Goal
Look through the data and write out every line with the word "있습니다" in it.

Records for the task
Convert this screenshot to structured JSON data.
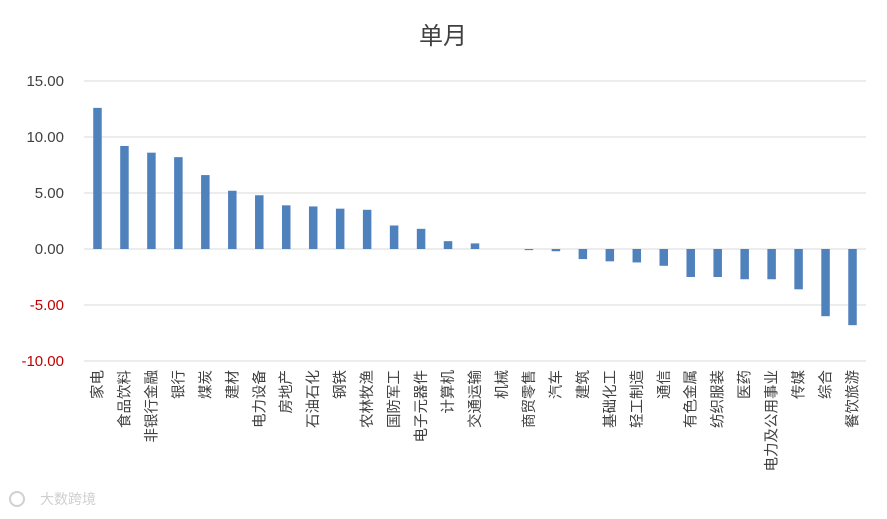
{
  "chart_data": {
    "type": "bar",
    "title": "单月",
    "xlabel": "",
    "ylabel": "",
    "ylim": [
      -10,
      15
    ],
    "yticks": [
      "15.00",
      "10.00",
      "5.00",
      "0.00",
      "-5.00",
      "-10.00"
    ],
    "ytick_values": [
      15,
      10,
      5,
      0,
      -5,
      -10
    ],
    "grid": true,
    "legend": "none",
    "categories": [
      "家电",
      "食品饮料",
      "非银行金融",
      "银行",
      "煤炭",
      "建材",
      "电力设备",
      "房地产",
      "石油石化",
      "钢铁",
      "农林牧渔",
      "国防军工",
      "电子元器件",
      "计算机",
      "交通运输",
      "机械",
      "商贸零售",
      "汽车",
      "建筑",
      "基础化工",
      "轻工制造",
      "通信",
      "有色金属",
      "纺织服装",
      "医药",
      "电力及公用事业",
      "传媒",
      "综合",
      "餐饮旅游"
    ],
    "series": [
      {
        "values": [
          12.6,
          9.2,
          8.6,
          8.2,
          6.6,
          5.2,
          4.8,
          3.9,
          3.8,
          3.6,
          3.5,
          2.1,
          1.8,
          0.7,
          0.5,
          0.0,
          -0.1,
          -0.2,
          -0.9,
          -1.1,
          -1.2,
          -1.5,
          -2.5,
          -2.5,
          -2.7,
          -2.7,
          -3.6,
          -6.0,
          -6.8
        ]
      }
    ],
    "colors": {
      "bar": "#4f81bd",
      "positive_tick": "#404040",
      "negative_tick": "#c00000",
      "grid": "#d9d9d9"
    }
  },
  "watermark": {
    "text": "大数跨境"
  }
}
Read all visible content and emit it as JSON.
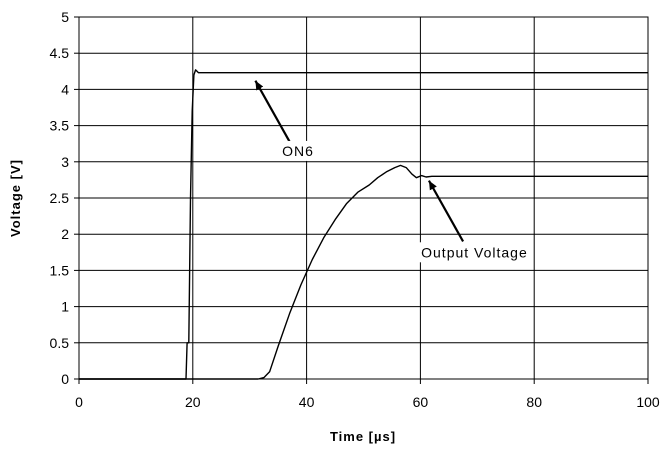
{
  "chart_data": {
    "type": "line",
    "title": "",
    "xlabel": "Time [µs]",
    "ylabel": "Voltage [V]",
    "xlim": [
      0,
      100
    ],
    "ylim": [
      0,
      5
    ],
    "x_ticks": [
      "0",
      "20",
      "40",
      "60",
      "80",
      "100"
    ],
    "y_ticks": [
      "0",
      "0.5",
      "1",
      "1.5",
      "2",
      "2.5",
      "3",
      "3.5",
      "4",
      "4.5",
      "5"
    ],
    "grid": true,
    "legend": "none",
    "series": [
      {
        "name": "ON6",
        "color": "#000000",
        "points": [
          [
            0,
            0
          ],
          [
            18.8,
            0
          ],
          [
            19.0,
            0.5
          ],
          [
            19.3,
            0.5
          ],
          [
            19.6,
            2.5
          ],
          [
            19.9,
            3.7
          ],
          [
            20.2,
            4.2
          ],
          [
            20.5,
            4.27
          ],
          [
            21.0,
            4.23
          ],
          [
            100,
            4.23
          ]
        ]
      },
      {
        "name": "Output Voltage",
        "color": "#000000",
        "points": [
          [
            0,
            0
          ],
          [
            31.5,
            0
          ],
          [
            32.5,
            0.02
          ],
          [
            33.5,
            0.1
          ],
          [
            35,
            0.45
          ],
          [
            37,
            0.9
          ],
          [
            39,
            1.3
          ],
          [
            41,
            1.65
          ],
          [
            43,
            1.95
          ],
          [
            45,
            2.2
          ],
          [
            47,
            2.42
          ],
          [
            49,
            2.58
          ],
          [
            51,
            2.68
          ],
          [
            52.5,
            2.78
          ],
          [
            54,
            2.86
          ],
          [
            55.5,
            2.92
          ],
          [
            56.5,
            2.95
          ],
          [
            57.5,
            2.92
          ],
          [
            58.5,
            2.83
          ],
          [
            59.3,
            2.78
          ],
          [
            60.2,
            2.81
          ],
          [
            61,
            2.79
          ],
          [
            62,
            2.8
          ],
          [
            100,
            2.8
          ]
        ]
      }
    ],
    "annotations": [
      {
        "id": "on6",
        "text": "ON6",
        "x": 38.5,
        "y": 3.15,
        "target": [
          31,
          4.12
        ],
        "tail": [
          37,
          3.28
        ]
      },
      {
        "id": "output",
        "text": "Output Voltage",
        "x": 69.5,
        "y": 1.75,
        "target": [
          61.5,
          2.74
        ],
        "tail": [
          67.5,
          1.9
        ]
      }
    ]
  }
}
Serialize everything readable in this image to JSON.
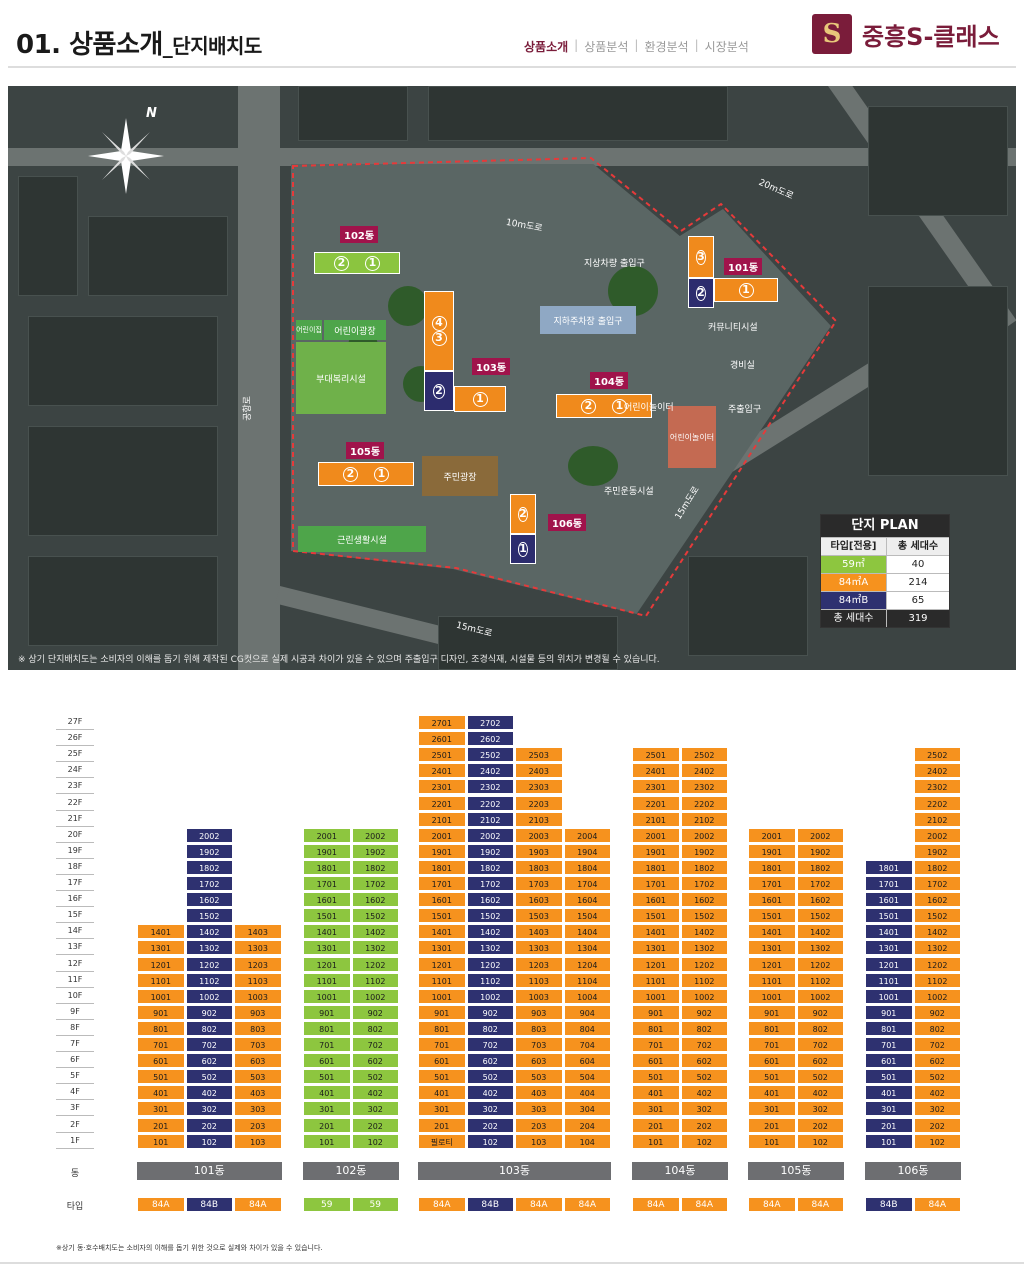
{
  "header": {
    "title": "01. 상품소개",
    "subtitle": "_단지배치도",
    "nav": [
      "상품소개",
      "상품분석",
      "환경분석",
      "시장분석"
    ],
    "brand_logo": "S",
    "brand_name": "중흥S-클래스",
    "accent": "#7a1c3a"
  },
  "map": {
    "compass_label": "N",
    "dongs": [
      "101동",
      "102동",
      "103동",
      "104동",
      "105동",
      "106동"
    ],
    "labels": {
      "road_10m": "10m도로",
      "road_20m": "20m도로",
      "road_15m_east": "15m도로",
      "road_15m_south": "15m도로",
      "road_west": "공항로",
      "ground_entrance": "지상차량 출입구",
      "underground_entrance": "지하주차장 출입구",
      "pedestrian_entrance": "주출입구",
      "guard": "경비실",
      "kids_cafe": "어린이집",
      "playground_east": "어린이놀이터",
      "community": "커뮤니티시설",
      "welfare": "부대복리시설",
      "plaza": "어린이광장",
      "main_plaza": "주민광장",
      "fitness": "주민운동시설",
      "playground": "어린이놀이터",
      "neighborhood": "근린생활시설"
    },
    "note": "※ 상기 단지배치도는 소비자의 이해를 돕기 위해 제작된 CG컷으로 실제 시공과 차이가 있을 수 있으며 주출입구 디자인, 조경식재, 시설물 등의 위치가 변경될 수 있습니다."
  },
  "plan_table": {
    "title": "단지 PLAN",
    "headers": [
      "타입[전용]",
      "총 세대수"
    ],
    "rows": [
      {
        "type": "59㎡",
        "count": "40",
        "color": "#8dc63f"
      },
      {
        "type": "84㎡A",
        "count": "214",
        "color": "#f6921e"
      },
      {
        "type": "84㎡B",
        "count": "65",
        "color": "#2e3170"
      }
    ],
    "total_label": "총 세대수",
    "total": "319"
  },
  "stacking": {
    "floors": [
      "27F",
      "26F",
      "25F",
      "24F",
      "23F",
      "22F",
      "21F",
      "20F",
      "19F",
      "18F",
      "17F",
      "16F",
      "15F",
      "14F",
      "13F",
      "12F",
      "11F",
      "10F",
      "9F",
      "8F",
      "7F",
      "6F",
      "5F",
      "4F",
      "3F",
      "2F",
      "1F"
    ],
    "dong_row_label": "동",
    "type_row_label": "타입",
    "buildings": [
      {
        "name": "101동",
        "lines": [
          {
            "col": "01",
            "type": "84A",
            "color": "o",
            "max": 14
          },
          {
            "col": "02",
            "type": "84B",
            "color": "b",
            "max": 20
          },
          {
            "col": "03",
            "type": "84A",
            "color": "o",
            "max": 14
          }
        ]
      },
      {
        "name": "102동",
        "lines": [
          {
            "col": "01",
            "type": "59",
            "color": "g",
            "max": 20
          },
          {
            "col": "02",
            "type": "59",
            "color": "g",
            "max": 20
          }
        ]
      },
      {
        "name": "103동",
        "lines": [
          {
            "col": "01",
            "type": "84A",
            "color": "o",
            "max": 27,
            "first": "필로티"
          },
          {
            "col": "02",
            "type": "84B",
            "color": "b",
            "max": 27
          },
          {
            "col": "03",
            "type": "84A",
            "color": "o",
            "max": 25
          },
          {
            "col": "04",
            "type": "84A",
            "color": "o",
            "max": 20
          }
        ]
      },
      {
        "name": "104동",
        "lines": [
          {
            "col": "01",
            "type": "84A",
            "color": "o",
            "max": 25
          },
          {
            "col": "02",
            "type": "84A",
            "color": "o",
            "max": 25
          }
        ]
      },
      {
        "name": "105동",
        "lines": [
          {
            "col": "01",
            "type": "84A",
            "color": "o",
            "max": 20
          },
          {
            "col": "02",
            "type": "84A",
            "color": "o",
            "max": 20
          }
        ]
      },
      {
        "name": "106동",
        "lines": [
          {
            "col": "01",
            "type": "84B",
            "color": "b",
            "max": 18
          },
          {
            "col": "02",
            "type": "84A",
            "color": "o",
            "max": 25
          }
        ]
      }
    ],
    "note": "※상기 동·호수배치도는 소비자의 이해를 돕기 위한 것으로 실제와 차이가 있을 수 있습니다."
  }
}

Solution for this task
    "note": "※ 상기 단지배치도는 소비자의 이해를 돕기 위해 제작된 CG컷으로 실제 시공과 차이가 있을 수 있으며 주출입구 디자인, 조경식재, 시설물 등의 위치가 변경될 수 있습니다."
    "note": "※상기 동·호수배치도는 소비자의 이해를 돕기 위한 것으로 실제와 차이가 있을 수 있습니다."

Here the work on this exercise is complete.